### Set problem:
Return each line of the records holding the string "increasing".

### The records:
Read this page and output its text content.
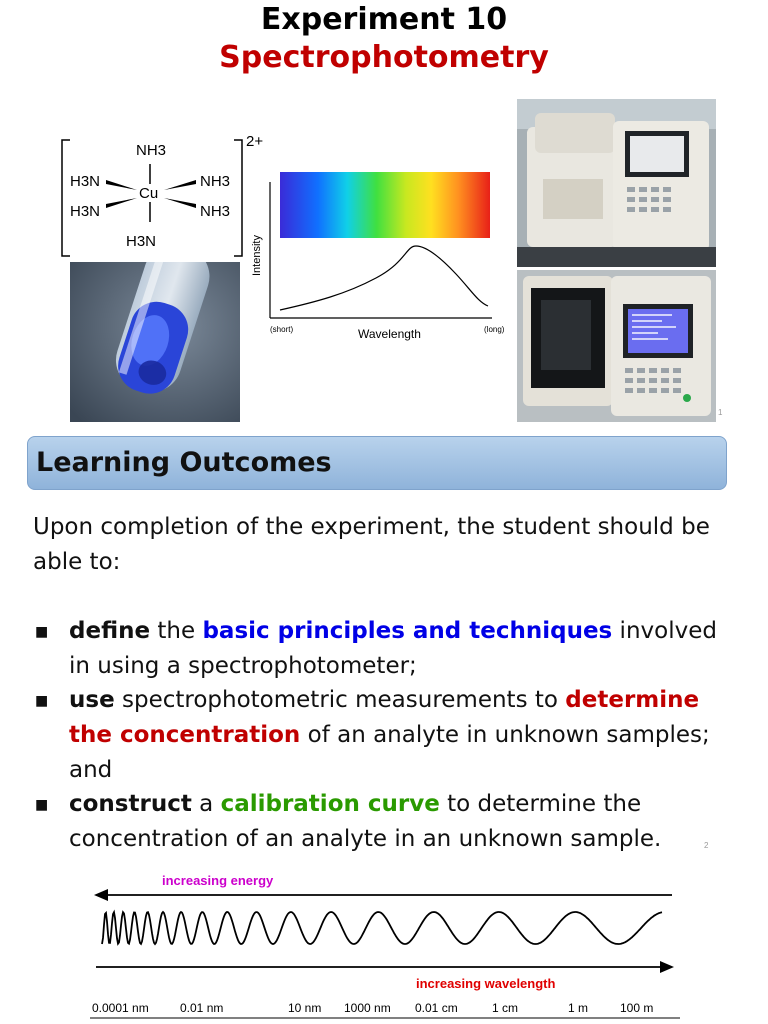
Experiment 10
Spectrophotometry
2+
Cu
NH3
H3N	NH3
H3N	NH3
H3N	Intensity
Wavelength
(short)	(long)
1
Learning Outcomes
Upon completion of the experiment, the student should be able to:
■ define the basic principles and techniques involved in using a spectrophotometer;
■ use spectrophotometric measurements to determine the concentration of an analyte in unknown samples; and
■ construct a calibration curve to determine the concentration of an analyte in an unknown sample.	2
increasing energy
increasing wavelength
0.0001 nm	0.01 nm	10 nm 1000 nm 0.01 cm	1 cm	1 m	100 m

### Exercise answer:
increasing energy
increasing wavelength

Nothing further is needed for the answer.